▶ _TASK DIRECTIONS_
Isolate every line in the data with the string "Bitcoin" and copy it.

(Stored data entries)
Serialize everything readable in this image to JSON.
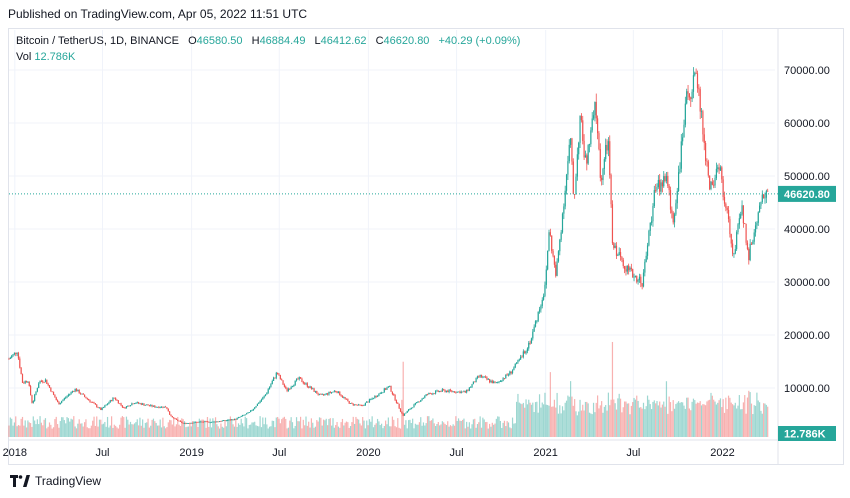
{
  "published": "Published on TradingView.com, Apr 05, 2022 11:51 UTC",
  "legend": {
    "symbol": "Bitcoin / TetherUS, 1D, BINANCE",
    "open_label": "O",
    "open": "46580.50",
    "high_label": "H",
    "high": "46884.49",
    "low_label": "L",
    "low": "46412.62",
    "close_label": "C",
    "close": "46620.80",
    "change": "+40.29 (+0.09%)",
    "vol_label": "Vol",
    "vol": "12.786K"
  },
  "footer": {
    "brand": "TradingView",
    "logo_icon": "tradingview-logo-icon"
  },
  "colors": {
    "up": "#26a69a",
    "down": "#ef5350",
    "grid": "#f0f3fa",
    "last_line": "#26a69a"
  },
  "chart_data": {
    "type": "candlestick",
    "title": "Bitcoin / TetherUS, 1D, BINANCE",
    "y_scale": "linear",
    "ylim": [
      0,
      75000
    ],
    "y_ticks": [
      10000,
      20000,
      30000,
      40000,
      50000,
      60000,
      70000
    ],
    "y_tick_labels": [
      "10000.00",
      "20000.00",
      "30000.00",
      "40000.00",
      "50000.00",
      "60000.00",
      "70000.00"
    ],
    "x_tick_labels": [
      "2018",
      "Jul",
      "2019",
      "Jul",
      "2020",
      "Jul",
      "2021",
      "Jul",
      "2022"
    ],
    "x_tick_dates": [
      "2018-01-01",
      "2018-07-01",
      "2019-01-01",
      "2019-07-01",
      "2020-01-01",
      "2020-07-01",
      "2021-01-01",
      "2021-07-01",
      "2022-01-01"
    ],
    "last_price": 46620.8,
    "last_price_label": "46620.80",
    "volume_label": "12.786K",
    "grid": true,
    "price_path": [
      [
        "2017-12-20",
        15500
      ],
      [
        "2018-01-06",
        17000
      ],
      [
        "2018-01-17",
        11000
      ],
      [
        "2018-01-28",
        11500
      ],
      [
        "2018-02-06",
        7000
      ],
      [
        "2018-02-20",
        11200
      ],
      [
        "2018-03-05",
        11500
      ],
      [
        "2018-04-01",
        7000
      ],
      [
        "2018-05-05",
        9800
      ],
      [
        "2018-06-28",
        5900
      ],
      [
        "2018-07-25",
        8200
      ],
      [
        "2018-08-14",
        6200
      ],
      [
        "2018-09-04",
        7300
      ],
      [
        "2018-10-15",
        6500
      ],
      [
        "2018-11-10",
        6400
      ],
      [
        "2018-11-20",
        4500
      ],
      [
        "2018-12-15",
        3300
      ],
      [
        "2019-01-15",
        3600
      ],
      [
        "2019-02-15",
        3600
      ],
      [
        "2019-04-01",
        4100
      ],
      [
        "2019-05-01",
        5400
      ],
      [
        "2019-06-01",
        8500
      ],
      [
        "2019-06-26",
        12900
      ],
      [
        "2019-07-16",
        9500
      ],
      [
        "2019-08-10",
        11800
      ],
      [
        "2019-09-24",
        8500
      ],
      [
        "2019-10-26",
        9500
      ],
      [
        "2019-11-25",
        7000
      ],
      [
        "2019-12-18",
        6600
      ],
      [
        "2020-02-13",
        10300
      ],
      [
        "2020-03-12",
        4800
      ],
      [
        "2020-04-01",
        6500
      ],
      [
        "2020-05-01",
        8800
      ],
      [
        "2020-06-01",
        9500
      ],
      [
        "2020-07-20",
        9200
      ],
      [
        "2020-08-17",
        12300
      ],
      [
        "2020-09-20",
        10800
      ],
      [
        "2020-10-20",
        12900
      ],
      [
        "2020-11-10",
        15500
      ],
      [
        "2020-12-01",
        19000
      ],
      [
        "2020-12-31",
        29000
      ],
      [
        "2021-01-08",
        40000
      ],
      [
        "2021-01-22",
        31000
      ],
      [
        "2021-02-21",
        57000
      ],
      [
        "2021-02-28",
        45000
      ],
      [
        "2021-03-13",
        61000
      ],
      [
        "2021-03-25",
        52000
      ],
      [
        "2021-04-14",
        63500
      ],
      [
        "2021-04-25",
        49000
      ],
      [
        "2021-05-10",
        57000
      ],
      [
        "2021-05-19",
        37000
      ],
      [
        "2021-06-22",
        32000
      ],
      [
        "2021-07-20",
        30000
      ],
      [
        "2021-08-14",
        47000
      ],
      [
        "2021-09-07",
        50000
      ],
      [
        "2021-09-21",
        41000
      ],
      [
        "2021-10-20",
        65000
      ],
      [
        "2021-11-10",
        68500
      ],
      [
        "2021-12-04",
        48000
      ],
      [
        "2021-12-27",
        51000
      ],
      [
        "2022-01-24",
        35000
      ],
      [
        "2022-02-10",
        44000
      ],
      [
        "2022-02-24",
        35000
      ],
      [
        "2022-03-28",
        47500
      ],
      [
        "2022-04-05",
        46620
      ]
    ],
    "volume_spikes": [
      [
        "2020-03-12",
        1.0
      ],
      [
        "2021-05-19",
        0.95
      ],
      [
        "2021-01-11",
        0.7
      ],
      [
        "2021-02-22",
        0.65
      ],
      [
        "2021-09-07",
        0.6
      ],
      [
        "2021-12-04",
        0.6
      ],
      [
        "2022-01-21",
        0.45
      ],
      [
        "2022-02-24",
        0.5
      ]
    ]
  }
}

* * *

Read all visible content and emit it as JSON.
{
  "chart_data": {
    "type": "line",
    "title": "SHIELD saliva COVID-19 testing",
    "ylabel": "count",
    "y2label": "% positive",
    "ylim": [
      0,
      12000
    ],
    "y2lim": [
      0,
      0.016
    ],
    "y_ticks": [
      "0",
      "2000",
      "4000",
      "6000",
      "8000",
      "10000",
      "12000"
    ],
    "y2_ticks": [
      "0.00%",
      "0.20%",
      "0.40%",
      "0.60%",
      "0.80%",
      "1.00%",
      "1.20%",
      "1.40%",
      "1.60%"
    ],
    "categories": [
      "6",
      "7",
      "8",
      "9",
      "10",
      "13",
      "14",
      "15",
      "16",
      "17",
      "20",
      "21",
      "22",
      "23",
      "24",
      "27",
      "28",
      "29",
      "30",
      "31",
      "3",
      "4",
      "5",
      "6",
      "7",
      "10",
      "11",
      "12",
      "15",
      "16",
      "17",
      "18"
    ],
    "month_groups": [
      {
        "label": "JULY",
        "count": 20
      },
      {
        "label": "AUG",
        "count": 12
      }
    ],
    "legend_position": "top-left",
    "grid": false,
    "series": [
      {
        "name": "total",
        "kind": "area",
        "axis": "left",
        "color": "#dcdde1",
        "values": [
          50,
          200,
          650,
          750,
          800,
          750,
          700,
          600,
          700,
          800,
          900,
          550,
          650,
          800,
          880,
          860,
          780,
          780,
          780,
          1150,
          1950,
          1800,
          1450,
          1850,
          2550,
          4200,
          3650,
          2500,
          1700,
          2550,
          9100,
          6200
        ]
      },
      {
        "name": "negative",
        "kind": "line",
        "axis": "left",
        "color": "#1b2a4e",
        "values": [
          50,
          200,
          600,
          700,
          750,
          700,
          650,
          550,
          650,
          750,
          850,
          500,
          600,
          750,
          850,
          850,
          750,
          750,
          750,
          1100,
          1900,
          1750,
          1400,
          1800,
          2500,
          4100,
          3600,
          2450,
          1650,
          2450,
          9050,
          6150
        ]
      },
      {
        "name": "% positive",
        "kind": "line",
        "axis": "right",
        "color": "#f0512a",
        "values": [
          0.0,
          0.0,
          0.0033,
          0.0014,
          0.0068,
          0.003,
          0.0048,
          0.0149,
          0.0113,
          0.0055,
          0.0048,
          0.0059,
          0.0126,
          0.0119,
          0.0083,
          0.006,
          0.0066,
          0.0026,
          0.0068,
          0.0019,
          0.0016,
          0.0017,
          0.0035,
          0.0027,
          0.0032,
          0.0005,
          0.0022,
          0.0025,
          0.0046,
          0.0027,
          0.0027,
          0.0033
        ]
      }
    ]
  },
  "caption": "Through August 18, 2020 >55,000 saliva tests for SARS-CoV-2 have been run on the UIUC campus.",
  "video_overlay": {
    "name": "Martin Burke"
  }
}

==

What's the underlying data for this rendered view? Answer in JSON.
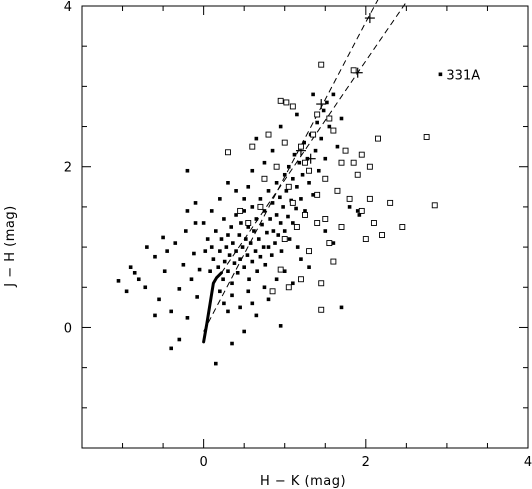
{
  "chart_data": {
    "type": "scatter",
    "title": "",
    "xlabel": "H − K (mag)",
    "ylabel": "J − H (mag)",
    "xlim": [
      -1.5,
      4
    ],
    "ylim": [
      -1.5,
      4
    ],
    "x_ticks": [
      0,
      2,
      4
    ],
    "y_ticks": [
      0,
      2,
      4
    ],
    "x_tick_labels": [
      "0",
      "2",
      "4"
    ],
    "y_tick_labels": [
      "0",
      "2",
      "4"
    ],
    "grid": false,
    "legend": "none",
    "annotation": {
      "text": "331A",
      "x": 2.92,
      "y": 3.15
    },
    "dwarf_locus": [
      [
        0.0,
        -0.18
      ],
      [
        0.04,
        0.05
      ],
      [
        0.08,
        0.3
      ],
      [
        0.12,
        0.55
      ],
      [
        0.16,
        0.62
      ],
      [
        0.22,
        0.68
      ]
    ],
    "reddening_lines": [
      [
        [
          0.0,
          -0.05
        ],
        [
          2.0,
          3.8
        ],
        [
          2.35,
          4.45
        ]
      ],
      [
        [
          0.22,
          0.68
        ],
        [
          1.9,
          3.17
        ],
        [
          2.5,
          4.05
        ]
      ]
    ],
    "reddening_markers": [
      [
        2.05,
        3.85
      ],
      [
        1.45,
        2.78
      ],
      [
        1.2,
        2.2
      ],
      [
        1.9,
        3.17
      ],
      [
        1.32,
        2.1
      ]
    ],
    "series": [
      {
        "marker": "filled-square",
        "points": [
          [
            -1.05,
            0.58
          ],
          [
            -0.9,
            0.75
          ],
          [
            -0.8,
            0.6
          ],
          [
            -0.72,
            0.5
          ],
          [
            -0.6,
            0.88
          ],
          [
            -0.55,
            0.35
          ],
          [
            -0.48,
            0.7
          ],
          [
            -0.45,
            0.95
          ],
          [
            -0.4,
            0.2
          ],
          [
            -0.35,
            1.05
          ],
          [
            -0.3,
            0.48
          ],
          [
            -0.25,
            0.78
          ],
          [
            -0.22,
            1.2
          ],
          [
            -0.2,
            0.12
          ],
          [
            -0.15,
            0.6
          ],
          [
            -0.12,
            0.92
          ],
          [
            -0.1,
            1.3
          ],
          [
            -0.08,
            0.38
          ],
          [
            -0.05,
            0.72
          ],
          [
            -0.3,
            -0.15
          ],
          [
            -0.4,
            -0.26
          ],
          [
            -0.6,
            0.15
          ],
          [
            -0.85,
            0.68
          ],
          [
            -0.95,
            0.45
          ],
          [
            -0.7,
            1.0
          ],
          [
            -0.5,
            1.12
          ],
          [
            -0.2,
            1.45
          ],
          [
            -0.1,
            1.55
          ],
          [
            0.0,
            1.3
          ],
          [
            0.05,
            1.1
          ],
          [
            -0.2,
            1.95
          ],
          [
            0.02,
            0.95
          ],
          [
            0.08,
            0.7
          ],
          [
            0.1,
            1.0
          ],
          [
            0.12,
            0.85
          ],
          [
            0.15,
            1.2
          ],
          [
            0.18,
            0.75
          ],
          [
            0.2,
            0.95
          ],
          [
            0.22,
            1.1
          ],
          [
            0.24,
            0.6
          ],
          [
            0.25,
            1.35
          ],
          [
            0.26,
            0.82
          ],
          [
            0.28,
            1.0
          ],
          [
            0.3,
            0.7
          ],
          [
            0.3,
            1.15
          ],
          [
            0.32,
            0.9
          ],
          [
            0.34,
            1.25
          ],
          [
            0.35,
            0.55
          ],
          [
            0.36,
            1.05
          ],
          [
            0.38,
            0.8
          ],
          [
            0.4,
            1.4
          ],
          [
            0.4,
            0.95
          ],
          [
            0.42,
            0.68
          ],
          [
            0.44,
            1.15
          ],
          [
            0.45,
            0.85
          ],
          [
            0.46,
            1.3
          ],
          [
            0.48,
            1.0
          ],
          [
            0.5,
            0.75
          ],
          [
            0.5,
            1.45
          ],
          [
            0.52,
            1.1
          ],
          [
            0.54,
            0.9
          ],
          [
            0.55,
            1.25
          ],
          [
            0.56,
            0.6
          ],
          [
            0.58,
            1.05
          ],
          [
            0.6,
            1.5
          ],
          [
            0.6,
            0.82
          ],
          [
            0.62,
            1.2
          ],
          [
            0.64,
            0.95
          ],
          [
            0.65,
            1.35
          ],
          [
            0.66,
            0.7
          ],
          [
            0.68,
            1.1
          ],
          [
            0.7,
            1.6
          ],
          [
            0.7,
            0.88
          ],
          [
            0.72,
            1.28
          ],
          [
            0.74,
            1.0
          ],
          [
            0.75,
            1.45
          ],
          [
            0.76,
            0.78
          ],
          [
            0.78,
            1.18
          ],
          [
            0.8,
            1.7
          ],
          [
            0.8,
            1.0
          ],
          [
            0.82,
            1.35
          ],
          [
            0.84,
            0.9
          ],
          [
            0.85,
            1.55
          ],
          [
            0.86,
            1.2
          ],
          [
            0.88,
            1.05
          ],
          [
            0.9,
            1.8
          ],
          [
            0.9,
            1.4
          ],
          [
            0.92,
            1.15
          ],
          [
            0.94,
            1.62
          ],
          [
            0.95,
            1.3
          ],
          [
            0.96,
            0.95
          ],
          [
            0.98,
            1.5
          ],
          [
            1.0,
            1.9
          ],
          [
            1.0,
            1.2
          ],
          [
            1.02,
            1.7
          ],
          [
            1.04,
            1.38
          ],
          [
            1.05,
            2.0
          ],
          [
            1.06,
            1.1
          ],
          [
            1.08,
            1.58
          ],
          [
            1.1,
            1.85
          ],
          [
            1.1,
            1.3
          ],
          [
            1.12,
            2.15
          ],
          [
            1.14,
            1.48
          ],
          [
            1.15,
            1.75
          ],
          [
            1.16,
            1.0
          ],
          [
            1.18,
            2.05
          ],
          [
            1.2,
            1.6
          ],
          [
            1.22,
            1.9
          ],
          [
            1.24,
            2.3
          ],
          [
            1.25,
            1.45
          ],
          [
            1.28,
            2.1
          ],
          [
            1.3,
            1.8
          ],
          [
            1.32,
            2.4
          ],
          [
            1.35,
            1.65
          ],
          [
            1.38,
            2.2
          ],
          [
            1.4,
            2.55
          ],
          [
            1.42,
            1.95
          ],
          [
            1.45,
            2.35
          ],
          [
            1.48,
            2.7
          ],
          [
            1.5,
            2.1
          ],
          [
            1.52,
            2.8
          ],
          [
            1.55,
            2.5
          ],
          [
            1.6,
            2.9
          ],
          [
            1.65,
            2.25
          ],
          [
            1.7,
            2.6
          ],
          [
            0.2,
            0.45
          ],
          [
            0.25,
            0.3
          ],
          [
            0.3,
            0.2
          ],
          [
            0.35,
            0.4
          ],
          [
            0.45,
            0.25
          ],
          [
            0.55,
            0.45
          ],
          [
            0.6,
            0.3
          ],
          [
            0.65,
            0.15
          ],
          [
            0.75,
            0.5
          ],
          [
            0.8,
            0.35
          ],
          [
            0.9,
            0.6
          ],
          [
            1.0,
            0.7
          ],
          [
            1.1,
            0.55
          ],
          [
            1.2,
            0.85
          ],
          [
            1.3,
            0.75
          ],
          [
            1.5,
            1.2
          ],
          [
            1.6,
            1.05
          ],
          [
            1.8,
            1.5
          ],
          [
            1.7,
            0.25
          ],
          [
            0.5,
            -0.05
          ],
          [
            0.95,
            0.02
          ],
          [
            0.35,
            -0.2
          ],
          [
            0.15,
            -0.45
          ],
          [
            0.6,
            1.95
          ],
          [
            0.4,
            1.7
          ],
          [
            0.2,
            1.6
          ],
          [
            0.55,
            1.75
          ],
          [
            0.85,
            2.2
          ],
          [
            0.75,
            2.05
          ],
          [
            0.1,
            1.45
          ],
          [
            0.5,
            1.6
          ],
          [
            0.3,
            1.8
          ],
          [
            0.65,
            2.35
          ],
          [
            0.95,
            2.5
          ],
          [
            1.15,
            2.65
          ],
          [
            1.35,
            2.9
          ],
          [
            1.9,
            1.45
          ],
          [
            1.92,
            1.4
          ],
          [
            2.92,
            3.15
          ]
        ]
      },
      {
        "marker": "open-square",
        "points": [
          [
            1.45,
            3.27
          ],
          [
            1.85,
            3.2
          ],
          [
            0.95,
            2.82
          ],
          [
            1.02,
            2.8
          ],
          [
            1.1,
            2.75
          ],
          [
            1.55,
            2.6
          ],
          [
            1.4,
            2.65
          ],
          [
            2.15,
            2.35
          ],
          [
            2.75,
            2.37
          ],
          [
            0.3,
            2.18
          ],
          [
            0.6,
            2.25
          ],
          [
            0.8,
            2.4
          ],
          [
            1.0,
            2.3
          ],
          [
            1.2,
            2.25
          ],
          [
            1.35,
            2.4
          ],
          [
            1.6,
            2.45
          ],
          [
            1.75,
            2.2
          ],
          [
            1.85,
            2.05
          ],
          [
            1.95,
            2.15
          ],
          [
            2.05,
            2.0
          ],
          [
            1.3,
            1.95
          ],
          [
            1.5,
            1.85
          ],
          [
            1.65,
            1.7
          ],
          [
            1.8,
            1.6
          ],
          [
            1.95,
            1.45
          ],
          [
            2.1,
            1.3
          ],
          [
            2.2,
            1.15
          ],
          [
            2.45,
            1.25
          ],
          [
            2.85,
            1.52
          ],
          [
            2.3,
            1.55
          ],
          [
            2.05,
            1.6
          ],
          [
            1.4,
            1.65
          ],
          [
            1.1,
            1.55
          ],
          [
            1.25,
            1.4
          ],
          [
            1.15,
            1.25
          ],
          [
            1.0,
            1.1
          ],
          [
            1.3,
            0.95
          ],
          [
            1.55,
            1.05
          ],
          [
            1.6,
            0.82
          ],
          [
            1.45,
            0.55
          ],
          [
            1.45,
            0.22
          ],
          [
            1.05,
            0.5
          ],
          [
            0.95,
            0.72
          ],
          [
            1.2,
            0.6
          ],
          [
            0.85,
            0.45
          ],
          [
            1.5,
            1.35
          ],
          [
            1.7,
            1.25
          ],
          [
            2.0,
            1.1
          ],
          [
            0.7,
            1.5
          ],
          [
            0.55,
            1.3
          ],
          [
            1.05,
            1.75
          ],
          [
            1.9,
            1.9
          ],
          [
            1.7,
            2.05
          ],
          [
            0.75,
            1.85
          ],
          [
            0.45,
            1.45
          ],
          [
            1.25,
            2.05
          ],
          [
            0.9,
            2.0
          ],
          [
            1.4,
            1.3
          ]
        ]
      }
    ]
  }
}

▶ _RESULT OF THE TASK_
    "symbol": "Bitcoin / TetherUS, 1D, BINANCE",
    "title": "Bitcoin / TetherUS, 1D, BINANCE",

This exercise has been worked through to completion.